Work instructions:
All of the material should be reproduced exactly, with pictures left out.

Supplied material:

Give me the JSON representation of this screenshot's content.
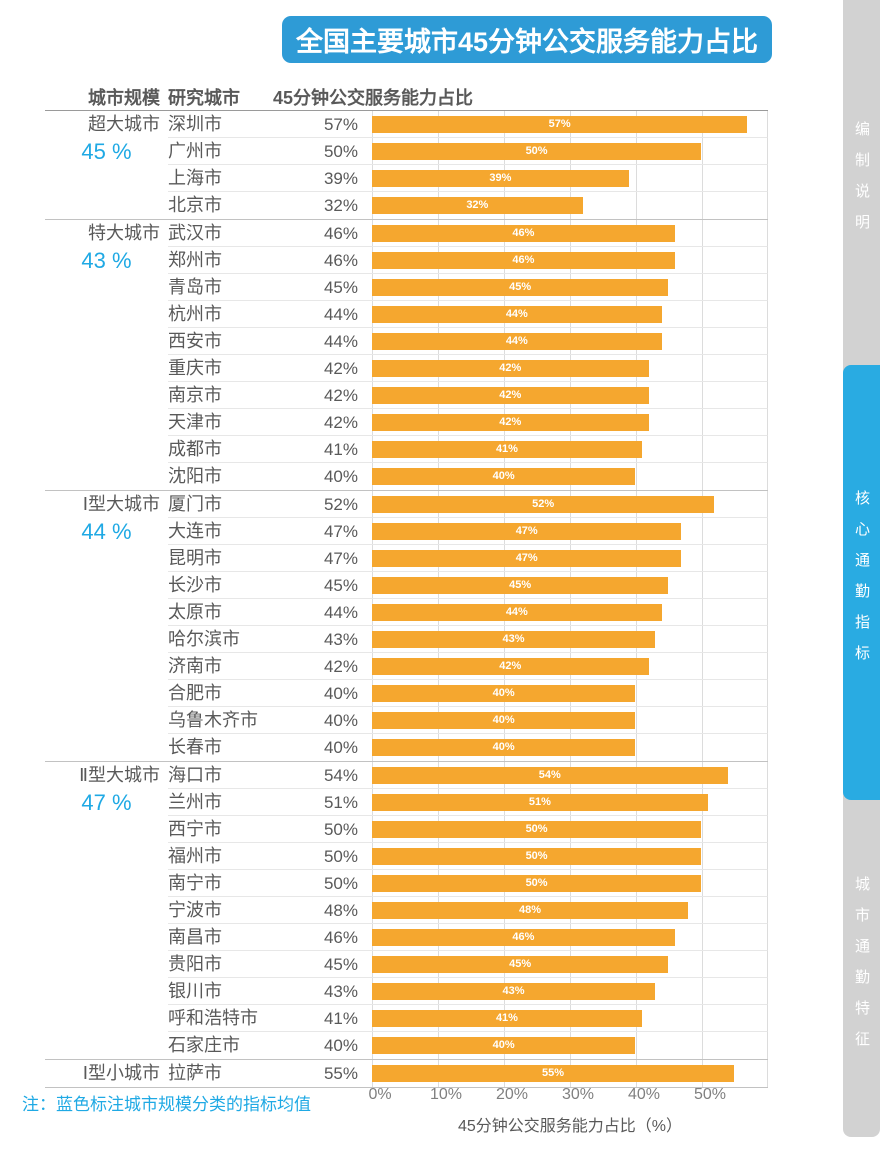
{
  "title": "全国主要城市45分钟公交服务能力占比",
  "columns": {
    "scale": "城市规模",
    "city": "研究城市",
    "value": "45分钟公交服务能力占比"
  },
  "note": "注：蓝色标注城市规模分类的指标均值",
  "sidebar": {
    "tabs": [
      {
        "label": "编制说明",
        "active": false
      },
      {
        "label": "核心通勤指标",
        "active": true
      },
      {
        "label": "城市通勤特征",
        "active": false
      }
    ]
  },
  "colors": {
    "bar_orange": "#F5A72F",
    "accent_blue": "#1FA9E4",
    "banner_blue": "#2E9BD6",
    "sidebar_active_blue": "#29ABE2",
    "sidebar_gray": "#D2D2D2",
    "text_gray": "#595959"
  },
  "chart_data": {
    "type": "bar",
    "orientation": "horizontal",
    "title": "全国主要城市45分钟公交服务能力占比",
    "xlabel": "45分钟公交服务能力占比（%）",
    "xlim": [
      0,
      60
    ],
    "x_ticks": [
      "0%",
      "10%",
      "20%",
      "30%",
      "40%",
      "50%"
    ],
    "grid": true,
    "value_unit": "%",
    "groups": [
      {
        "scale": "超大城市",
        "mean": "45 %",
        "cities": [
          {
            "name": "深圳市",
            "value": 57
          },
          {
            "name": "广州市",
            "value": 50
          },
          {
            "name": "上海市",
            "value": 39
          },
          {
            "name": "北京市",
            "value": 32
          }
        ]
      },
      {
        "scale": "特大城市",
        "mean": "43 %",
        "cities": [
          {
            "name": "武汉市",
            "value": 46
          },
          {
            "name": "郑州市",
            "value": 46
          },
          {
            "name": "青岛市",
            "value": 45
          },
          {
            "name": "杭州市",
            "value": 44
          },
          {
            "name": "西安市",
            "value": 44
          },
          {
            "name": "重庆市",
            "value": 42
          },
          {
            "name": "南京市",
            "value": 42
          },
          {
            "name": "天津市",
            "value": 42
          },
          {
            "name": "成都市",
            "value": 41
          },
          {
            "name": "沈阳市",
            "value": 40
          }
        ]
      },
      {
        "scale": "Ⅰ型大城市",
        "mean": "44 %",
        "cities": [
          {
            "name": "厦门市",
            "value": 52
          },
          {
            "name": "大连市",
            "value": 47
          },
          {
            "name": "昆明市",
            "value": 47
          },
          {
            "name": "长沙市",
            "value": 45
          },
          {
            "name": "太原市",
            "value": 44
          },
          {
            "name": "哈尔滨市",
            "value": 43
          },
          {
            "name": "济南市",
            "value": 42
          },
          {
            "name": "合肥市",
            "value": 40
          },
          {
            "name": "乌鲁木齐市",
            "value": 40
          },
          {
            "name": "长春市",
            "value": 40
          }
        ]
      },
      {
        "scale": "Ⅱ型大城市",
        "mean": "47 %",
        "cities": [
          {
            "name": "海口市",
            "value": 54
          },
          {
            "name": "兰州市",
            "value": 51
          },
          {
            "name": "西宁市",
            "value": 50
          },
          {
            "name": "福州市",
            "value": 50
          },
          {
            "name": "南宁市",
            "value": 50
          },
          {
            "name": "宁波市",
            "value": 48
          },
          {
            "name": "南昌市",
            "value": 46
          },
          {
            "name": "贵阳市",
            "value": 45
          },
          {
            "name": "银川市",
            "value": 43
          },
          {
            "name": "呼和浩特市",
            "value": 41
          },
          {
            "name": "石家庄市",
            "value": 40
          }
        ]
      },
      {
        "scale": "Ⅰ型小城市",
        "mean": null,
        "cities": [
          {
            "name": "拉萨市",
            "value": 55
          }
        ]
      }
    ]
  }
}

Answer to the exercise:
Give me the JSON representation of this screenshot's content.
{
  "title": "全国主要城市45分钟公交服务能力占比",
  "columns": {
    "scale": "城市规模",
    "city": "研究城市",
    "value": "45分钟公交服务能力占比"
  },
  "note": "注：蓝色标注城市规模分类的指标均值",
  "sidebar": {
    "tabs": [
      {
        "label": "编制说明",
        "active": false
      },
      {
        "label": "核心通勤指标",
        "active": true
      },
      {
        "label": "城市通勤特征",
        "active": false
      }
    ]
  },
  "colors": {
    "bar_orange": "#F5A72F",
    "accent_blue": "#1FA9E4",
    "banner_blue": "#2E9BD6",
    "sidebar_active_blue": "#29ABE2",
    "sidebar_gray": "#D2D2D2",
    "text_gray": "#595959"
  },
  "chart_data": {
    "type": "bar",
    "orientation": "horizontal",
    "title": "全国主要城市45分钟公交服务能力占比",
    "xlabel": "45分钟公交服务能力占比（%）",
    "xlim": [
      0,
      60
    ],
    "x_ticks": [
      "0%",
      "10%",
      "20%",
      "30%",
      "40%",
      "50%"
    ],
    "grid": true,
    "value_unit": "%",
    "groups": [
      {
        "scale": "超大城市",
        "mean": "45 %",
        "cities": [
          {
            "name": "深圳市",
            "value": 57
          },
          {
            "name": "广州市",
            "value": 50
          },
          {
            "name": "上海市",
            "value": 39
          },
          {
            "name": "北京市",
            "value": 32
          }
        ]
      },
      {
        "scale": "特大城市",
        "mean": "43 %",
        "cities": [
          {
            "name": "武汉市",
            "value": 46
          },
          {
            "name": "郑州市",
            "value": 46
          },
          {
            "name": "青岛市",
            "value": 45
          },
          {
            "name": "杭州市",
            "value": 44
          },
          {
            "name": "西安市",
            "value": 44
          },
          {
            "name": "重庆市",
            "value": 42
          },
          {
            "name": "南京市",
            "value": 42
          },
          {
            "name": "天津市",
            "value": 42
          },
          {
            "name": "成都市",
            "value": 41
          },
          {
            "name": "沈阳市",
            "value": 40
          }
        ]
      },
      {
        "scale": "Ⅰ型大城市",
        "mean": "44 %",
        "cities": [
          {
            "name": "厦门市",
            "value": 52
          },
          {
            "name": "大连市",
            "value": 47
          },
          {
            "name": "昆明市",
            "value": 47
          },
          {
            "name": "长沙市",
            "value": 45
          },
          {
            "name": "太原市",
            "value": 44
          },
          {
            "name": "哈尔滨市",
            "value": 43
          },
          {
            "name": "济南市",
            "value": 42
          },
          {
            "name": "合肥市",
            "value": 40
          },
          {
            "name": "乌鲁木齐市",
            "value": 40
          },
          {
            "name": "长春市",
            "value": 40
          }
        ]
      },
      {
        "scale": "Ⅱ型大城市",
        "mean": "47 %",
        "cities": [
          {
            "name": "海口市",
            "value": 54
          },
          {
            "name": "兰州市",
            "value": 51
          },
          {
            "name": "西宁市",
            "value": 50
          },
          {
            "name": "福州市",
            "value": 50
          },
          {
            "name": "南宁市",
            "value": 50
          },
          {
            "name": "宁波市",
            "value": 48
          },
          {
            "name": "南昌市",
            "value": 46
          },
          {
            "name": "贵阳市",
            "value": 45
          },
          {
            "name": "银川市",
            "value": 43
          },
          {
            "name": "呼和浩特市",
            "value": 41
          },
          {
            "name": "石家庄市",
            "value": 40
          }
        ]
      },
      {
        "scale": "Ⅰ型小城市",
        "mean": null,
        "cities": [
          {
            "name": "拉萨市",
            "value": 55
          }
        ]
      }
    ]
  }
}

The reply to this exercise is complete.